◆ **GIVEN PROBLEM**
Find the line containing "Convert this screenshot" in the material below; copy that line and all following lines exactly.

Extracted data entries:
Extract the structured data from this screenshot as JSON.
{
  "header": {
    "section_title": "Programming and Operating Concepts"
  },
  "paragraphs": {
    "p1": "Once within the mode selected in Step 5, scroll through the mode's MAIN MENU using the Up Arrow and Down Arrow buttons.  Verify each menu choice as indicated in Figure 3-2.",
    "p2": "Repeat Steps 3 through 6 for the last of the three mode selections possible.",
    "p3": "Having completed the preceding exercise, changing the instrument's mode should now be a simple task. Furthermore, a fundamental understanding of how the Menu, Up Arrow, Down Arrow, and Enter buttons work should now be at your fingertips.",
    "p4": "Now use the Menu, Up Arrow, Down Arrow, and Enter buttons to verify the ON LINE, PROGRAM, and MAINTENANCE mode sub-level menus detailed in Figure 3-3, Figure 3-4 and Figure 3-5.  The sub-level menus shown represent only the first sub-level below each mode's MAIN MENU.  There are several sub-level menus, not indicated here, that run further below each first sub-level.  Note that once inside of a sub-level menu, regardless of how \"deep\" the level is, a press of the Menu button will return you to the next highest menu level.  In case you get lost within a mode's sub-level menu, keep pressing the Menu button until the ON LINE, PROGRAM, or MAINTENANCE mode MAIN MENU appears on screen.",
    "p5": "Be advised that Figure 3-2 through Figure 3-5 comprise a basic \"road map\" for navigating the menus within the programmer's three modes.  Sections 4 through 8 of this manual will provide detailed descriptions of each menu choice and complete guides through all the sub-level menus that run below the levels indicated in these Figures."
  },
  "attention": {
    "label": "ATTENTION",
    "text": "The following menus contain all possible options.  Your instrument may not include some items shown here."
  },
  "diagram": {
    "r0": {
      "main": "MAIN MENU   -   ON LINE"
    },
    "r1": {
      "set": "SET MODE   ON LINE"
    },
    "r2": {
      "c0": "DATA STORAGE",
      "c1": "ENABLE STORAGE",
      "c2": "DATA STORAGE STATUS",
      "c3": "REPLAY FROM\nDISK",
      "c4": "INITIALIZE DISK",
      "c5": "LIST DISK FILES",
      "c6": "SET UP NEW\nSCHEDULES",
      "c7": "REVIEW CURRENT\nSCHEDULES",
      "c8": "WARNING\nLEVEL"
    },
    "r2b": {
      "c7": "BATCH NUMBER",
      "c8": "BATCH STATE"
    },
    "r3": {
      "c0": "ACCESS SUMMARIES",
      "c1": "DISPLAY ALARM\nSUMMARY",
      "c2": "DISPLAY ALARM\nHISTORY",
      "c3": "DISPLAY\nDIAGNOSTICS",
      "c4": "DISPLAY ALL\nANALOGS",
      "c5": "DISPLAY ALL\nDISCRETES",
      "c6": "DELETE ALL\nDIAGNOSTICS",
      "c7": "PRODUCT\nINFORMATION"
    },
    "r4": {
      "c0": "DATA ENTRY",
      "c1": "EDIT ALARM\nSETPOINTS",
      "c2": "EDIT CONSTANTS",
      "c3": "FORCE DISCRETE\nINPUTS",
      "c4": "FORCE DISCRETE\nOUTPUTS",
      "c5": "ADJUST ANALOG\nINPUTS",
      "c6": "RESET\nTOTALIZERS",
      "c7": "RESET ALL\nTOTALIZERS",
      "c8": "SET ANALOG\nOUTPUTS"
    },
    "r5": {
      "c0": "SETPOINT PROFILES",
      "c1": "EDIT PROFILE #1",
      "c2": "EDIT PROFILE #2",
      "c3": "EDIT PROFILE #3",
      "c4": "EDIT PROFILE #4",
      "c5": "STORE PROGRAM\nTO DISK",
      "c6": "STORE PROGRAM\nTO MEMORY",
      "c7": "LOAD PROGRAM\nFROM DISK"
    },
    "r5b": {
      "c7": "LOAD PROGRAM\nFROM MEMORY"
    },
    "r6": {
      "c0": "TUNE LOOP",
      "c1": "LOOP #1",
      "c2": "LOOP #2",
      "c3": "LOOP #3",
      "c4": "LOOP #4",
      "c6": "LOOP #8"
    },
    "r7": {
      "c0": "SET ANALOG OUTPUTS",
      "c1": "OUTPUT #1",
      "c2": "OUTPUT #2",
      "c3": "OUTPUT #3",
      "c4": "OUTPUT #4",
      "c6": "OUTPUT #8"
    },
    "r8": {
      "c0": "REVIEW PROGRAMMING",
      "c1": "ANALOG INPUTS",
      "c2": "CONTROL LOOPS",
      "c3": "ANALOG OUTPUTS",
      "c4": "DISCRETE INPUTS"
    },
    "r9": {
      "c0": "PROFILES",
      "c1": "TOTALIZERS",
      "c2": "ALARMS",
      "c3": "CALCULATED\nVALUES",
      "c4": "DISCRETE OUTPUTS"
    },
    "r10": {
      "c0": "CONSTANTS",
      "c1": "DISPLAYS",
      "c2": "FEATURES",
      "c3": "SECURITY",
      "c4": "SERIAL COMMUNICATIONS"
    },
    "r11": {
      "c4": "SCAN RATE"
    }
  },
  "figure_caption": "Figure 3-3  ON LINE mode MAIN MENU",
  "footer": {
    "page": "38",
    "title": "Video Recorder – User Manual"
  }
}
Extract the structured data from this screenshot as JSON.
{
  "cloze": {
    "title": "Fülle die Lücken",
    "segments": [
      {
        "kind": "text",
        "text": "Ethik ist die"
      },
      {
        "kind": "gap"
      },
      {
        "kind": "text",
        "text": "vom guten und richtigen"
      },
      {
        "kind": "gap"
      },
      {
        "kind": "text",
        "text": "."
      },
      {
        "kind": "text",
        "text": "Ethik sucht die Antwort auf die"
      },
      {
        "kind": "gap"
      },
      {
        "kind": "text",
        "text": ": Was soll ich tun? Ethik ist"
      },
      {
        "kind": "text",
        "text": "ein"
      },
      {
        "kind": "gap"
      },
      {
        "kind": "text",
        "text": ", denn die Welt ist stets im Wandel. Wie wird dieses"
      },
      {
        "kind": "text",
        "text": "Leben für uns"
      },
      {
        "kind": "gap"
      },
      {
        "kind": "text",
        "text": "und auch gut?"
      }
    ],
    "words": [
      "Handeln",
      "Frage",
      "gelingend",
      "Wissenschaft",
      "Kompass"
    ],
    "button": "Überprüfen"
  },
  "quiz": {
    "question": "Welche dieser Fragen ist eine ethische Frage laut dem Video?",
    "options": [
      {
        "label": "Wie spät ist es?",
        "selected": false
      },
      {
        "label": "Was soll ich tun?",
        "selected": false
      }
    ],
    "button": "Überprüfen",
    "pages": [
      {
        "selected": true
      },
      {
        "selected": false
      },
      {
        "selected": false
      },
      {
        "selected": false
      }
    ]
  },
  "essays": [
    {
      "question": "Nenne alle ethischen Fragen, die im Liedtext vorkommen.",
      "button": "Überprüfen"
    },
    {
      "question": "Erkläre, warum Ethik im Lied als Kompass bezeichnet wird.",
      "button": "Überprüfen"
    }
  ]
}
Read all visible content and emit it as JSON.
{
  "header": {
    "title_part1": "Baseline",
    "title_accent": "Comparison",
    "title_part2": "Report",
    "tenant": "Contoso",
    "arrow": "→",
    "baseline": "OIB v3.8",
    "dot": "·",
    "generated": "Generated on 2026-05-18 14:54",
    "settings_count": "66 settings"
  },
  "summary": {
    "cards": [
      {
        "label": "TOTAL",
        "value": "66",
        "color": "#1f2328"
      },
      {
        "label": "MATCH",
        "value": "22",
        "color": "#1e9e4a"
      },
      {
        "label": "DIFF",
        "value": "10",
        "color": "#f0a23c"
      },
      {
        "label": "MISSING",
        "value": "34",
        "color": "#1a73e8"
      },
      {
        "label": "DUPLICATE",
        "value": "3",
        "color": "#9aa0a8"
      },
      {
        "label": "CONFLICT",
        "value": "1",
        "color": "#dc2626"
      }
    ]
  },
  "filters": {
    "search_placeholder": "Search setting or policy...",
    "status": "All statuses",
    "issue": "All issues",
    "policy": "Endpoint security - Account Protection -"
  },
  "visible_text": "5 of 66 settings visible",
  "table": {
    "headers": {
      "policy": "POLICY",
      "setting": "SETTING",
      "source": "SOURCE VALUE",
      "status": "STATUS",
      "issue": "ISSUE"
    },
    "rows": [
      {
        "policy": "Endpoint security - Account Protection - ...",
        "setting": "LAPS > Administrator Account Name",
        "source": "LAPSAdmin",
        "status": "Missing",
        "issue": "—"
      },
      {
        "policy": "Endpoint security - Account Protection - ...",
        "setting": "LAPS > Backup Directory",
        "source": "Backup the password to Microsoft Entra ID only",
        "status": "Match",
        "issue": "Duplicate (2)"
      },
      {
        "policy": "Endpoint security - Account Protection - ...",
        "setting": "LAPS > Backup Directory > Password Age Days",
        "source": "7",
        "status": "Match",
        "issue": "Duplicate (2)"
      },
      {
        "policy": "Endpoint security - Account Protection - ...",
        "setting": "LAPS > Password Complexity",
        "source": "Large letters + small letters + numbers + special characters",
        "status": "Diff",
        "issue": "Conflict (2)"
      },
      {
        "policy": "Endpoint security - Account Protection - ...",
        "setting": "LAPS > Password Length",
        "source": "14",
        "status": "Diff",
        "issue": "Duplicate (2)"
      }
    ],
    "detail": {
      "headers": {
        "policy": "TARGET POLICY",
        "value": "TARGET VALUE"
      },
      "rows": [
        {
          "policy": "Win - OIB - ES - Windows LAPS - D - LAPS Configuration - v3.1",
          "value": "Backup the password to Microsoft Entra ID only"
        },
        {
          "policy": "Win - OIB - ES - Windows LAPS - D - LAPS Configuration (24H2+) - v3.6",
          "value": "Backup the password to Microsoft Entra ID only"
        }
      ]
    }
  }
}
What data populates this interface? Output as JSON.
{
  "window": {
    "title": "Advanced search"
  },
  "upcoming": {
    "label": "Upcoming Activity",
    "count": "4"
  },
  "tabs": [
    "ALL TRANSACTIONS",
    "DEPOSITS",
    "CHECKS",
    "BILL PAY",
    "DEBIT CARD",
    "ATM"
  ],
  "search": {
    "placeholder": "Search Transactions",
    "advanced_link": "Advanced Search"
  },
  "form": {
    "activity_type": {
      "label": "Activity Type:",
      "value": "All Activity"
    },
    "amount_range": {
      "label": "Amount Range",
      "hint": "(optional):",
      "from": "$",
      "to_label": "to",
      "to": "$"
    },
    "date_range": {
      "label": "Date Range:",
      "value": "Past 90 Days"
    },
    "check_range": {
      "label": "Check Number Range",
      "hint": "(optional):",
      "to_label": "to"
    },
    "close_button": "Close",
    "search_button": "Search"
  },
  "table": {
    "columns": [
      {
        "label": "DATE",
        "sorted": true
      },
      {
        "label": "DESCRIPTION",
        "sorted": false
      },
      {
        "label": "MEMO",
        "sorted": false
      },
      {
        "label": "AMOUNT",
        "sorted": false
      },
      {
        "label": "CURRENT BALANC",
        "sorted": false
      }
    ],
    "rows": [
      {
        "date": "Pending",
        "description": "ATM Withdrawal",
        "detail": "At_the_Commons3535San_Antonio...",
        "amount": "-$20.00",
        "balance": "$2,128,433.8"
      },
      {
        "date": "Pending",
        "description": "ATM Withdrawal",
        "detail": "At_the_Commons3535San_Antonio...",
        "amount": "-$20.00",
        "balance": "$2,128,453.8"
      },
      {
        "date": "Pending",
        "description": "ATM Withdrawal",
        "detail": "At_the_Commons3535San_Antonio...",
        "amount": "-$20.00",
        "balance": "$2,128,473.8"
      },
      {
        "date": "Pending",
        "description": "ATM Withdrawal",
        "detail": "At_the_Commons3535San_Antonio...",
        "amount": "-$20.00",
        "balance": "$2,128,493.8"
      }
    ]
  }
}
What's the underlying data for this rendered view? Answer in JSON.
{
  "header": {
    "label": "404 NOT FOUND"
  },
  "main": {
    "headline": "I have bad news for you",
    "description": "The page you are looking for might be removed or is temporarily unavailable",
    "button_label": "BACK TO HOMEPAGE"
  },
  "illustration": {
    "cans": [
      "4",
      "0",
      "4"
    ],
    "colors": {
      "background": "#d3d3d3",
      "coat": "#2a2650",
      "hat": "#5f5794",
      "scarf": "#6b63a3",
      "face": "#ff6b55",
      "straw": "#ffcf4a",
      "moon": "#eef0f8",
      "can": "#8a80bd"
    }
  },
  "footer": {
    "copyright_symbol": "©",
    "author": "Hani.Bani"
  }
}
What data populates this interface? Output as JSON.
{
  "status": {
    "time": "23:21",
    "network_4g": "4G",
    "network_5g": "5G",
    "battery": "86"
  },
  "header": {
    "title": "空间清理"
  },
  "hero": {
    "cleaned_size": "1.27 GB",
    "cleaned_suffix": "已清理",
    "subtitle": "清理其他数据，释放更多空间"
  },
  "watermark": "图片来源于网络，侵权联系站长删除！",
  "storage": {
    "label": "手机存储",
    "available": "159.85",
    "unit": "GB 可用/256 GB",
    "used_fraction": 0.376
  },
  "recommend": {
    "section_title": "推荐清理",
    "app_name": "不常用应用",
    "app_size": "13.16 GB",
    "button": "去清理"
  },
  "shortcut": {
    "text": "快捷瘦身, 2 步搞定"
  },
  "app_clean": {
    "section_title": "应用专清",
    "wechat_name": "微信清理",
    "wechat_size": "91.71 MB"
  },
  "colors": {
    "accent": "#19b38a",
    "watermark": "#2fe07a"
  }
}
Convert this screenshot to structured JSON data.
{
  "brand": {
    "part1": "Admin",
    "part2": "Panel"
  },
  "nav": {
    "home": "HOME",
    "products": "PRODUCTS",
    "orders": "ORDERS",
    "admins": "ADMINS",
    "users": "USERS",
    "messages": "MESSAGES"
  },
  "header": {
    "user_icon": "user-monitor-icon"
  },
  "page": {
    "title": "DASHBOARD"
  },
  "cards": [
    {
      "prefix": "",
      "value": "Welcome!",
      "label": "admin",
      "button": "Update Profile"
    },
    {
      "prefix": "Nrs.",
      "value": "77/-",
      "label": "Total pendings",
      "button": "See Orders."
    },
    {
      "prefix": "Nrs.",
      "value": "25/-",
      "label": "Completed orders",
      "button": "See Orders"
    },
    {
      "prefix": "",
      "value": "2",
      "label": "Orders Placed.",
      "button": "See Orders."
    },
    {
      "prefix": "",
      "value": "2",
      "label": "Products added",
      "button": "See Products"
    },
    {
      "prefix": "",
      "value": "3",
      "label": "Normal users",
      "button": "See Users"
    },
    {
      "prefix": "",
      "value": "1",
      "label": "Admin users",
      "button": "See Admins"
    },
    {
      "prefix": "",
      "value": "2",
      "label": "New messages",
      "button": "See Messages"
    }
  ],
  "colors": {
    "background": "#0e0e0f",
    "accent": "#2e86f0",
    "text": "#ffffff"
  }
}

◆ **SOLUTION TO THIS PROBLEM**
Convert this screenshot to structured JSON data.
{
  "brand": {
    "part1": "Admin",
    "part2": "Panel"
  },
  "nav": {
    "home": "HOME",
    "products": "PRODUCTS",
    "orders": "ORDERS",
    "admins": "ADMINS",
    "users": "USERS",
    "messages": "MESSAGES"
  },
  "header": {
    "user_icon": "user-monitor-icon"
  },
  "page": {
    "title": "DASHBOARD"
  },
  "cards": [
    {
      "prefix": "",
      "value": "Welcome!",
      "label": "admin",
      "button": "Update Profile"
    },
    {
      "prefix": "Nrs.",
      "value": "77/-",
      "label": "Total pendings",
      "button": "See Orders."
    },
    {
      "prefix": "Nrs.",
      "value": "25/-",
      "label": "Completed orders",
      "button": "See Orders"
    },
    {
      "prefix": "",
      "value": "2",
      "label": "Orders Placed.",
      "button": "See Orders."
    },
    {
      "prefix": "",
      "value": "2",
      "label": "Products added",
      "button": "See Products"
    },
    {
      "prefix": "",
      "value": "3",
      "label": "Normal users",
      "button": "See Users"
    },
    {
      "prefix": "",
      "value": "1",
      "label": "Admin users",
      "button": "See Admins"
    },
    {
      "prefix": "",
      "value": "2",
      "label": "New messages",
      "button": "See Messages"
    }
  ],
  "colors": {
    "background": "#0e0e0f",
    "accent": "#2e86f0",
    "text": "#ffffff"
  }
}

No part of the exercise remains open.